* Data for this task *
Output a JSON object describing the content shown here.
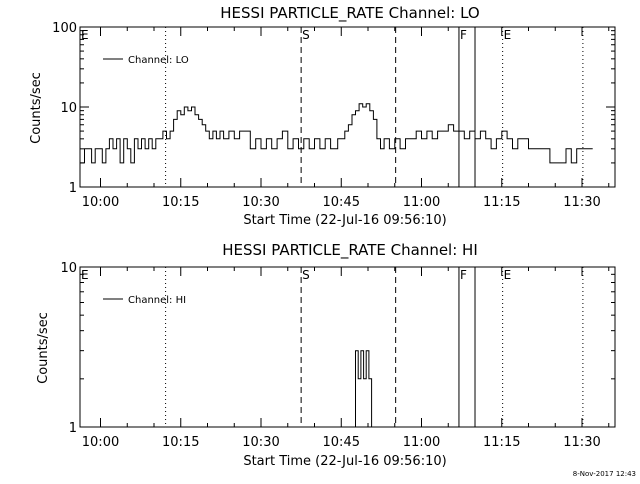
{
  "footer": {
    "date_stamp": "8-Nov-2017 12:43"
  },
  "chart_data": [
    {
      "type": "line",
      "title": "HESSI PARTICLE_RATE Channel: LO",
      "xlabel": "Start Time (22-Jul-16 09:56:10)",
      "ylabel": "Counts/sec",
      "y_scale": "log",
      "ylim": [
        1,
        100
      ],
      "y_ticks": [
        {
          "value": 1,
          "label": "1"
        },
        {
          "value": 10,
          "label": "10"
        },
        {
          "value": 100,
          "label": "100"
        }
      ],
      "xlim": [
        "09:56:10",
        "11:36:10"
      ],
      "x_ticks": [
        "10:00",
        "10:15",
        "10:30",
        "10:45",
        "11:00",
        "11:15",
        "11:30"
      ],
      "legend": {
        "position": "top-left",
        "label": "Channel: LO"
      },
      "markers": [
        {
          "time": "09:56:10",
          "style": "none",
          "label": "E"
        },
        {
          "time": "10:12:10",
          "style": "dotted",
          "label": ""
        },
        {
          "time": "10:37:30",
          "style": "dashed",
          "label": "S"
        },
        {
          "time": "10:55:10",
          "style": "dashed",
          "label": ""
        },
        {
          "time": "11:07:00",
          "style": "solid",
          "label": "F"
        },
        {
          "time": "11:10:00",
          "style": "solid",
          "label": ""
        },
        {
          "time": "11:15:10",
          "style": "dotted",
          "label": "E"
        },
        {
          "time": "11:30:10",
          "style": "dotted",
          "label": ""
        }
      ],
      "series": [
        {
          "name": "Channel: LO",
          "x": [
            "09:56:10",
            "09:57:00",
            "09:57:40",
            "09:58:20",
            "09:59:00",
            "09:59:40",
            "10:00:20",
            "10:01:00",
            "10:01:40",
            "10:02:20",
            "10:03:00",
            "10:03:40",
            "10:04:20",
            "10:05:00",
            "10:05:40",
            "10:06:20",
            "10:07:00",
            "10:07:40",
            "10:08:20",
            "10:09:00",
            "10:09:40",
            "10:10:20",
            "10:11:00",
            "10:11:40",
            "10:12:20",
            "10:13:00",
            "10:13:40",
            "10:14:20",
            "10:15:00",
            "10:15:40",
            "10:16:20",
            "10:17:00",
            "10:17:40",
            "10:18:20",
            "10:19:00",
            "10:19:40",
            "10:20:20",
            "10:21:00",
            "10:21:40",
            "10:22:20",
            "10:23:00",
            "10:24:00",
            "10:25:00",
            "10:26:00",
            "10:27:00",
            "10:28:00",
            "10:29:00",
            "10:30:00",
            "10:31:00",
            "10:32:00",
            "10:33:00",
            "10:34:00",
            "10:35:00",
            "10:36:00",
            "10:37:00",
            "10:38:00",
            "10:39:00",
            "10:40:00",
            "10:41:00",
            "10:42:00",
            "10:43:00",
            "10:43:40",
            "10:44:20",
            "10:45:00",
            "10:45:40",
            "10:46:20",
            "10:47:00",
            "10:47:40",
            "10:48:20",
            "10:49:00",
            "10:49:40",
            "10:50:20",
            "10:51:00",
            "10:51:40",
            "10:52:20",
            "10:53:00",
            "10:54:00",
            "10:55:00",
            "10:56:00",
            "10:57:00",
            "10:58:00",
            "10:59:00",
            "11:00:00",
            "11:01:00",
            "11:02:00",
            "11:03:00",
            "11:04:00",
            "11:05:00",
            "11:06:00",
            "11:07:00",
            "11:08:00",
            "11:09:00",
            "11:10:00",
            "11:11:00",
            "11:12:00",
            "11:13:00",
            "11:14:00",
            "11:15:00",
            "11:16:00",
            "11:17:00",
            "11:18:00",
            "11:19:00",
            "11:20:00",
            "11:21:00",
            "11:22:00",
            "11:23:00",
            "11:24:00",
            "11:25:00",
            "11:26:00",
            "11:27:00",
            "11:28:00",
            "11:29:00",
            "11:30:00",
            "11:31:00",
            "11:32:00"
          ],
          "y": [
            2,
            3,
            3,
            2,
            3,
            3,
            2,
            3,
            4,
            3,
            4,
            2,
            4,
            3,
            2,
            4,
            3,
            4,
            3,
            4,
            3,
            4,
            4,
            5,
            4,
            5,
            7,
            9,
            8,
            10,
            9,
            10,
            8,
            7,
            6,
            5,
            4,
            5,
            4,
            5,
            4,
            5,
            4,
            5,
            5,
            3,
            4,
            3,
            4,
            3,
            4,
            5,
            3,
            4,
            3,
            4,
            3,
            4,
            3,
            4,
            3,
            3,
            4,
            4,
            5,
            6,
            8,
            9,
            11,
            10,
            11,
            9,
            7,
            4,
            3,
            4,
            3,
            4,
            3,
            4,
            4,
            5,
            4,
            5,
            4,
            5,
            5,
            6,
            5,
            5,
            4,
            5,
            4,
            5,
            4,
            3,
            4,
            5,
            4,
            3,
            4,
            4,
            3,
            3,
            3,
            3,
            2,
            2,
            2,
            3,
            2,
            3,
            3,
            3,
            3
          ]
        }
      ]
    },
    {
      "type": "line",
      "title": "HESSI PARTICLE_RATE Channel: HI",
      "xlabel": "Start Time (22-Jul-16 09:56:10)",
      "ylabel": "Counts/sec",
      "y_scale": "log",
      "ylim": [
        1,
        10
      ],
      "y_ticks": [
        {
          "value": 1,
          "label": "1"
        },
        {
          "value": 10,
          "label": "10"
        }
      ],
      "xlim": [
        "09:56:10",
        "11:36:10"
      ],
      "x_ticks": [
        "10:00",
        "10:15",
        "10:30",
        "10:45",
        "11:00",
        "11:15",
        "11:30"
      ],
      "legend": {
        "position": "top-left",
        "label": "Channel: HI"
      },
      "markers": [
        {
          "time": "09:56:10",
          "style": "none",
          "label": "E"
        },
        {
          "time": "10:12:10",
          "style": "dotted",
          "label": ""
        },
        {
          "time": "10:37:30",
          "style": "dashed",
          "label": "S"
        },
        {
          "time": "10:55:10",
          "style": "dashed",
          "label": ""
        },
        {
          "time": "11:07:00",
          "style": "solid",
          "label": "F"
        },
        {
          "time": "11:10:00",
          "style": "solid",
          "label": ""
        },
        {
          "time": "11:15:10",
          "style": "dotted",
          "label": "E"
        },
        {
          "time": "11:30:10",
          "style": "dotted",
          "label": ""
        }
      ],
      "series": [
        {
          "name": "Channel: HI",
          "x": [
            "10:47:10",
            "10:47:40",
            "10:48:10",
            "10:48:40",
            "10:49:10",
            "10:49:40",
            "10:50:10",
            "10:50:40"
          ],
          "y": [
            1,
            3,
            2,
            3,
            2,
            3,
            2,
            1
          ]
        }
      ]
    }
  ]
}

* Set task *
Write out the records above exactly as they stand, leaving out every picture.

* Solution to the exercise *
Output a JSON object describing the content shown here.
{
  "footer": {
    "date_stamp": "8-Nov-2017 12:43"
  },
  "chart_data": [
    {
      "type": "line",
      "title": "HESSI PARTICLE_RATE Channel: LO",
      "xlabel": "Start Time (22-Jul-16 09:56:10)",
      "ylabel": "Counts/sec",
      "y_scale": "log",
      "ylim": [
        1,
        100
      ],
      "y_ticks": [
        {
          "value": 1,
          "label": "1"
        },
        {
          "value": 10,
          "label": "10"
        },
        {
          "value": 100,
          "label": "100"
        }
      ],
      "xlim": [
        "09:56:10",
        "11:36:10"
      ],
      "x_ticks": [
        "10:00",
        "10:15",
        "10:30",
        "10:45",
        "11:00",
        "11:15",
        "11:30"
      ],
      "legend": {
        "position": "top-left",
        "label": "Channel: LO"
      },
      "markers": [
        {
          "time": "09:56:10",
          "style": "none",
          "label": "E"
        },
        {
          "time": "10:12:10",
          "style": "dotted",
          "label": ""
        },
        {
          "time": "10:37:30",
          "style": "dashed",
          "label": "S"
        },
        {
          "time": "10:55:10",
          "style": "dashed",
          "label": ""
        },
        {
          "time": "11:07:00",
          "style": "solid",
          "label": "F"
        },
        {
          "time": "11:10:00",
          "style": "solid",
          "label": ""
        },
        {
          "time": "11:15:10",
          "style": "dotted",
          "label": "E"
        },
        {
          "time": "11:30:10",
          "style": "dotted",
          "label": ""
        }
      ],
      "series": [
        {
          "name": "Channel: LO",
          "x": [
            "09:56:10",
            "09:57:00",
            "09:57:40",
            "09:58:20",
            "09:59:00",
            "09:59:40",
            "10:00:20",
            "10:01:00",
            "10:01:40",
            "10:02:20",
            "10:03:00",
            "10:03:40",
            "10:04:20",
            "10:05:00",
            "10:05:40",
            "10:06:20",
            "10:07:00",
            "10:07:40",
            "10:08:20",
            "10:09:00",
            "10:09:40",
            "10:10:20",
            "10:11:00",
            "10:11:40",
            "10:12:20",
            "10:13:00",
            "10:13:40",
            "10:14:20",
            "10:15:00",
            "10:15:40",
            "10:16:20",
            "10:17:00",
            "10:17:40",
            "10:18:20",
            "10:19:00",
            "10:19:40",
            "10:20:20",
            "10:21:00",
            "10:21:40",
            "10:22:20",
            "10:23:00",
            "10:24:00",
            "10:25:00",
            "10:26:00",
            "10:27:00",
            "10:28:00",
            "10:29:00",
            "10:30:00",
            "10:31:00",
            "10:32:00",
            "10:33:00",
            "10:34:00",
            "10:35:00",
            "10:36:00",
            "10:37:00",
            "10:38:00",
            "10:39:00",
            "10:40:00",
            "10:41:00",
            "10:42:00",
            "10:43:00",
            "10:43:40",
            "10:44:20",
            "10:45:00",
            "10:45:40",
            "10:46:20",
            "10:47:00",
            "10:47:40",
            "10:48:20",
            "10:49:00",
            "10:49:40",
            "10:50:20",
            "10:51:00",
            "10:51:40",
            "10:52:20",
            "10:53:00",
            "10:54:00",
            "10:55:00",
            "10:56:00",
            "10:57:00",
            "10:58:00",
            "10:59:00",
            "11:00:00",
            "11:01:00",
            "11:02:00",
            "11:03:00",
            "11:04:00",
            "11:05:00",
            "11:06:00",
            "11:07:00",
            "11:08:00",
            "11:09:00",
            "11:10:00",
            "11:11:00",
            "11:12:00",
            "11:13:00",
            "11:14:00",
            "11:15:00",
            "11:16:00",
            "11:17:00",
            "11:18:00",
            "11:19:00",
            "11:20:00",
            "11:21:00",
            "11:22:00",
            "11:23:00",
            "11:24:00",
            "11:25:00",
            "11:26:00",
            "11:27:00",
            "11:28:00",
            "11:29:00",
            "11:30:00",
            "11:31:00",
            "11:32:00"
          ],
          "y": [
            2,
            3,
            3,
            2,
            3,
            3,
            2,
            3,
            4,
            3,
            4,
            2,
            4,
            3,
            2,
            4,
            3,
            4,
            3,
            4,
            3,
            4,
            4,
            5,
            4,
            5,
            7,
            9,
            8,
            10,
            9,
            10,
            8,
            7,
            6,
            5,
            4,
            5,
            4,
            5,
            4,
            5,
            4,
            5,
            5,
            3,
            4,
            3,
            4,
            3,
            4,
            5,
            3,
            4,
            3,
            4,
            3,
            4,
            3,
            4,
            3,
            3,
            4,
            4,
            5,
            6,
            8,
            9,
            11,
            10,
            11,
            9,
            7,
            4,
            3,
            4,
            3,
            4,
            3,
            4,
            4,
            5,
            4,
            5,
            4,
            5,
            5,
            6,
            5,
            5,
            4,
            5,
            4,
            5,
            4,
            3,
            4,
            5,
            4,
            3,
            4,
            4,
            3,
            3,
            3,
            3,
            2,
            2,
            2,
            3,
            2,
            3,
            3,
            3,
            3
          ]
        }
      ]
    },
    {
      "type": "line",
      "title": "HESSI PARTICLE_RATE Channel: HI",
      "xlabel": "Start Time (22-Jul-16 09:56:10)",
      "ylabel": "Counts/sec",
      "y_scale": "log",
      "ylim": [
        1,
        10
      ],
      "y_ticks": [
        {
          "value": 1,
          "label": "1"
        },
        {
          "value": 10,
          "label": "10"
        }
      ],
      "xlim": [
        "09:56:10",
        "11:36:10"
      ],
      "x_ticks": [
        "10:00",
        "10:15",
        "10:30",
        "10:45",
        "11:00",
        "11:15",
        "11:30"
      ],
      "legend": {
        "position": "top-left",
        "label": "Channel: HI"
      },
      "markers": [
        {
          "time": "09:56:10",
          "style": "none",
          "label": "E"
        },
        {
          "time": "10:12:10",
          "style": "dotted",
          "label": ""
        },
        {
          "time": "10:37:30",
          "style": "dashed",
          "label": "S"
        },
        {
          "time": "10:55:10",
          "style": "dashed",
          "label": ""
        },
        {
          "time": "11:07:00",
          "style": "solid",
          "label": "F"
        },
        {
          "time": "11:10:00",
          "style": "solid",
          "label": ""
        },
        {
          "time": "11:15:10",
          "style": "dotted",
          "label": "E"
        },
        {
          "time": "11:30:10",
          "style": "dotted",
          "label": ""
        }
      ],
      "series": [
        {
          "name": "Channel: HI",
          "x": [
            "10:47:10",
            "10:47:40",
            "10:48:10",
            "10:48:40",
            "10:49:10",
            "10:49:40",
            "10:50:10",
            "10:50:40"
          ],
          "y": [
            1,
            3,
            2,
            3,
            2,
            3,
            2,
            1
          ]
        }
      ]
    }
  ]
}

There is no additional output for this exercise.